* [Items from a figure collection]:
+-------+

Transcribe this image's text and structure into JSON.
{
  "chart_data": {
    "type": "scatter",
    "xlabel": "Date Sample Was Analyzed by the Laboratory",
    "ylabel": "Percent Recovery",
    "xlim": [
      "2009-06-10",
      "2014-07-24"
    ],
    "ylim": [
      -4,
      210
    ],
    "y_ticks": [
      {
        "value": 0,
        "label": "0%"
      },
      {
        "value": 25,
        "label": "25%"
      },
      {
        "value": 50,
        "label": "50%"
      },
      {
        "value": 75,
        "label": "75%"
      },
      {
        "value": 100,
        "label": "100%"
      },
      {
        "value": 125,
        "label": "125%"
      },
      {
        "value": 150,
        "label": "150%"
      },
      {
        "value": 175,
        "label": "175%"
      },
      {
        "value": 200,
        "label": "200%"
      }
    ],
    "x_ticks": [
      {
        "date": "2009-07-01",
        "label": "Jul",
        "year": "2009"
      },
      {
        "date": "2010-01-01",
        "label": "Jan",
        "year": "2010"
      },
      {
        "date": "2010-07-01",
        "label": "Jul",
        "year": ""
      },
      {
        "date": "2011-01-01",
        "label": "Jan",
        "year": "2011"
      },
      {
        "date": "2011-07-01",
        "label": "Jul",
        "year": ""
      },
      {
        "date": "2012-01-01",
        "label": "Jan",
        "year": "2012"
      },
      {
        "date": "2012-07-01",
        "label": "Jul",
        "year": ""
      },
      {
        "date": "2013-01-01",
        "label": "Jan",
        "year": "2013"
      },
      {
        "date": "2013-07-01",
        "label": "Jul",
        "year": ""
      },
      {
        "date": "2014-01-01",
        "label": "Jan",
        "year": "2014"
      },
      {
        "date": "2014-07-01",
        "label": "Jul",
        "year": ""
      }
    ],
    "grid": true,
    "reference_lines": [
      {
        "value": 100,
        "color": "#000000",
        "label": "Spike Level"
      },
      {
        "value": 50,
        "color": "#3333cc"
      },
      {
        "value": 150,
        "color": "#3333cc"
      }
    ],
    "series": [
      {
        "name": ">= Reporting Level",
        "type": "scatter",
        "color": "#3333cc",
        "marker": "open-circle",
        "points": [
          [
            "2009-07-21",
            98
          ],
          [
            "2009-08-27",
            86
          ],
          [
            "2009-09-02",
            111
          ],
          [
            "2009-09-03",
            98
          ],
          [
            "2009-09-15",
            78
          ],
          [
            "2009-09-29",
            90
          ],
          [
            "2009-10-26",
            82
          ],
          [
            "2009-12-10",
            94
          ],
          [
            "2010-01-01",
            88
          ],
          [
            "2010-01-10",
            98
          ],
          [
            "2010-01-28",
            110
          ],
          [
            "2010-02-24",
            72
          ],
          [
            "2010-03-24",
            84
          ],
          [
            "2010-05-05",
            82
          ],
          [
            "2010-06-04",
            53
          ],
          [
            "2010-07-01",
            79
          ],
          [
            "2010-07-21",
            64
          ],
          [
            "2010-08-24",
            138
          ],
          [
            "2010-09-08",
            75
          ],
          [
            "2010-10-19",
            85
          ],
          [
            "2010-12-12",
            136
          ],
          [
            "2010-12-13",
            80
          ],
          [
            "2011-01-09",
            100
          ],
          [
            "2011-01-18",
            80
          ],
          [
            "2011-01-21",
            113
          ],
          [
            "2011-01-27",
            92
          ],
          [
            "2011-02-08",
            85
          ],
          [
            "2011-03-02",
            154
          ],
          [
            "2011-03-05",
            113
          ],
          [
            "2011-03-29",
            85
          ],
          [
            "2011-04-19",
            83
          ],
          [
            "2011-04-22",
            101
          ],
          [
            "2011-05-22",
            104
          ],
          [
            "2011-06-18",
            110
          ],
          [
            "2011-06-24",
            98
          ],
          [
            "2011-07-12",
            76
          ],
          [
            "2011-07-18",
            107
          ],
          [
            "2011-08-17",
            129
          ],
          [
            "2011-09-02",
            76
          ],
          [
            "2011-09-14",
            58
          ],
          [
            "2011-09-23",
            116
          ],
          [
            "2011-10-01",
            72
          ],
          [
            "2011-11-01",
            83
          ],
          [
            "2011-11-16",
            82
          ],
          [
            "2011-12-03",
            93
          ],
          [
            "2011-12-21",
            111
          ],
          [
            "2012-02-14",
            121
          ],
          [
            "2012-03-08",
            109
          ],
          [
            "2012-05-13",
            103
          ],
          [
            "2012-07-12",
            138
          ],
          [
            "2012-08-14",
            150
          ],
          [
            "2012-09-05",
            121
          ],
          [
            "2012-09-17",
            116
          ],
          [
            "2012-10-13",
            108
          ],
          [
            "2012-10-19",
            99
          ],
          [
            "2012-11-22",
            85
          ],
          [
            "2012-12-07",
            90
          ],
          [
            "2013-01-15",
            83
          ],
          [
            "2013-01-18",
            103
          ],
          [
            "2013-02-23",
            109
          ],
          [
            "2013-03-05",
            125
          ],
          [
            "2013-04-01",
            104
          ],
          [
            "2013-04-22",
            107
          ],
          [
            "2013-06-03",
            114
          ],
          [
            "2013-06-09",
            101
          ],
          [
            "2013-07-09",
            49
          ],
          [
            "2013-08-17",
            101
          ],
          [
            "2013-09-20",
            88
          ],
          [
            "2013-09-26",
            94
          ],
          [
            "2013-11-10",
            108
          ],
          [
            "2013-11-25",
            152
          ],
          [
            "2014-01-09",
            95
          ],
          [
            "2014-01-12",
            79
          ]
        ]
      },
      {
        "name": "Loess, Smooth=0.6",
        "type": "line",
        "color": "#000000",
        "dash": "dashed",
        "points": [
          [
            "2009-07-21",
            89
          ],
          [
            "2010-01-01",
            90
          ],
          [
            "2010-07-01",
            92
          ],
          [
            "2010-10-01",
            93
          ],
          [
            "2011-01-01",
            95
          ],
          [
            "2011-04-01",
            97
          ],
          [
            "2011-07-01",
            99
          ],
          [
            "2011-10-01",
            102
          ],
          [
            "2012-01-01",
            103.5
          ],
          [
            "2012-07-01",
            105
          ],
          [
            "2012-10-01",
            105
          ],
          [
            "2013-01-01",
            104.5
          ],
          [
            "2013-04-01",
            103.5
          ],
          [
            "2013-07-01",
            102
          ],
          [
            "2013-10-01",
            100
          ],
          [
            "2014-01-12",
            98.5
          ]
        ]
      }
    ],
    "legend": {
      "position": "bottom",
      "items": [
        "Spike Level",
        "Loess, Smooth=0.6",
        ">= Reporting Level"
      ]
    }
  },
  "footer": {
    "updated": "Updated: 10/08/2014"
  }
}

+-------+

* [What the task asks]:
Would you reproduce the material above in full, exactly as given?

* [Correct answer]:
Transcribe this image's text and structure into JSON.
{
  "chart_data": {
    "type": "scatter",
    "xlabel": "Date Sample Was Analyzed by the Laboratory",
    "ylabel": "Percent Recovery",
    "xlim": [
      "2009-06-10",
      "2014-07-24"
    ],
    "ylim": [
      -4,
      210
    ],
    "y_ticks": [
      {
        "value": 0,
        "label": "0%"
      },
      {
        "value": 25,
        "label": "25%"
      },
      {
        "value": 50,
        "label": "50%"
      },
      {
        "value": 75,
        "label": "75%"
      },
      {
        "value": 100,
        "label": "100%"
      },
      {
        "value": 125,
        "label": "125%"
      },
      {
        "value": 150,
        "label": "150%"
      },
      {
        "value": 175,
        "label": "175%"
      },
      {
        "value": 200,
        "label": "200%"
      }
    ],
    "x_ticks": [
      {
        "date": "2009-07-01",
        "label": "Jul",
        "year": "2009"
      },
      {
        "date": "2010-01-01",
        "label": "Jan",
        "year": "2010"
      },
      {
        "date": "2010-07-01",
        "label": "Jul",
        "year": ""
      },
      {
        "date": "2011-01-01",
        "label": "Jan",
        "year": "2011"
      },
      {
        "date": "2011-07-01",
        "label": "Jul",
        "year": ""
      },
      {
        "date": "2012-01-01",
        "label": "Jan",
        "year": "2012"
      },
      {
        "date": "2012-07-01",
        "label": "Jul",
        "year": ""
      },
      {
        "date": "2013-01-01",
        "label": "Jan",
        "year": "2013"
      },
      {
        "date": "2013-07-01",
        "label": "Jul",
        "year": ""
      },
      {
        "date": "2014-01-01",
        "label": "Jan",
        "year": "2014"
      },
      {
        "date": "2014-07-01",
        "label": "Jul",
        "year": ""
      }
    ],
    "grid": true,
    "reference_lines": [
      {
        "value": 100,
        "color": "#000000",
        "label": "Spike Level"
      },
      {
        "value": 50,
        "color": "#3333cc"
      },
      {
        "value": 150,
        "color": "#3333cc"
      }
    ],
    "series": [
      {
        "name": ">= Reporting Level",
        "type": "scatter",
        "color": "#3333cc",
        "marker": "open-circle",
        "points": [
          [
            "2009-07-21",
            98
          ],
          [
            "2009-08-27",
            86
          ],
          [
            "2009-09-02",
            111
          ],
          [
            "2009-09-03",
            98
          ],
          [
            "2009-09-15",
            78
          ],
          [
            "2009-09-29",
            90
          ],
          [
            "2009-10-26",
            82
          ],
          [
            "2009-12-10",
            94
          ],
          [
            "2010-01-01",
            88
          ],
          [
            "2010-01-10",
            98
          ],
          [
            "2010-01-28",
            110
          ],
          [
            "2010-02-24",
            72
          ],
          [
            "2010-03-24",
            84
          ],
          [
            "2010-05-05",
            82
          ],
          [
            "2010-06-04",
            53
          ],
          [
            "2010-07-01",
            79
          ],
          [
            "2010-07-21",
            64
          ],
          [
            "2010-08-24",
            138
          ],
          [
            "2010-09-08",
            75
          ],
          [
            "2010-10-19",
            85
          ],
          [
            "2010-12-12",
            136
          ],
          [
            "2010-12-13",
            80
          ],
          [
            "2011-01-09",
            100
          ],
          [
            "2011-01-18",
            80
          ],
          [
            "2011-01-21",
            113
          ],
          [
            "2011-01-27",
            92
          ],
          [
            "2011-02-08",
            85
          ],
          [
            "2011-03-02",
            154
          ],
          [
            "2011-03-05",
            113
          ],
          [
            "2011-03-29",
            85
          ],
          [
            "2011-04-19",
            83
          ],
          [
            "2011-04-22",
            101
          ],
          [
            "2011-05-22",
            104
          ],
          [
            "2011-06-18",
            110
          ],
          [
            "2011-06-24",
            98
          ],
          [
            "2011-07-12",
            76
          ],
          [
            "2011-07-18",
            107
          ],
          [
            "2011-08-17",
            129
          ],
          [
            "2011-09-02",
            76
          ],
          [
            "2011-09-14",
            58
          ],
          [
            "2011-09-23",
            116
          ],
          [
            "2011-10-01",
            72
          ],
          [
            "2011-11-01",
            83
          ],
          [
            "2011-11-16",
            82
          ],
          [
            "2011-12-03",
            93
          ],
          [
            "2011-12-21",
            111
          ],
          [
            "2012-02-14",
            121
          ],
          [
            "2012-03-08",
            109
          ],
          [
            "2012-05-13",
            103
          ],
          [
            "2012-07-12",
            138
          ],
          [
            "2012-08-14",
            150
          ],
          [
            "2012-09-05",
            121
          ],
          [
            "2012-09-17",
            116
          ],
          [
            "2012-10-13",
            108
          ],
          [
            "2012-10-19",
            99
          ],
          [
            "2012-11-22",
            85
          ],
          [
            "2012-12-07",
            90
          ],
          [
            "2013-01-15",
            83
          ],
          [
            "2013-01-18",
            103
          ],
          [
            "2013-02-23",
            109
          ],
          [
            "2013-03-05",
            125
          ],
          [
            "2013-04-01",
            104
          ],
          [
            "2013-04-22",
            107
          ],
          [
            "2013-06-03",
            114
          ],
          [
            "2013-06-09",
            101
          ],
          [
            "2013-07-09",
            49
          ],
          [
            "2013-08-17",
            101
          ],
          [
            "2013-09-20",
            88
          ],
          [
            "2013-09-26",
            94
          ],
          [
            "2013-11-10",
            108
          ],
          [
            "2013-11-25",
            152
          ],
          [
            "2014-01-09",
            95
          ],
          [
            "2014-01-12",
            79
          ]
        ]
      },
      {
        "name": "Loess, Smooth=0.6",
        "type": "line",
        "color": "#000000",
        "dash": "dashed",
        "points": [
          [
            "2009-07-21",
            89
          ],
          [
            "2010-01-01",
            90
          ],
          [
            "2010-07-01",
            92
          ],
          [
            "2010-10-01",
            93
          ],
          [
            "2011-01-01",
            95
          ],
          [
            "2011-04-01",
            97
          ],
          [
            "2011-07-01",
            99
          ],
          [
            "2011-10-01",
            102
          ],
          [
            "2012-01-01",
            103.5
          ],
          [
            "2012-07-01",
            105
          ],
          [
            "2012-10-01",
            105
          ],
          [
            "2013-01-01",
            104.5
          ],
          [
            "2013-04-01",
            103.5
          ],
          [
            "2013-07-01",
            102
          ],
          [
            "2013-10-01",
            100
          ],
          [
            "2014-01-12",
            98.5
          ]
        ]
      }
    ],
    "legend": {
      "position": "bottom",
      "items": [
        "Spike Level",
        "Loess, Smooth=0.6",
        ">= Reporting Level"
      ]
    }
  },
  "footer": {
    "updated": "Updated: 10/08/2014"
  }
}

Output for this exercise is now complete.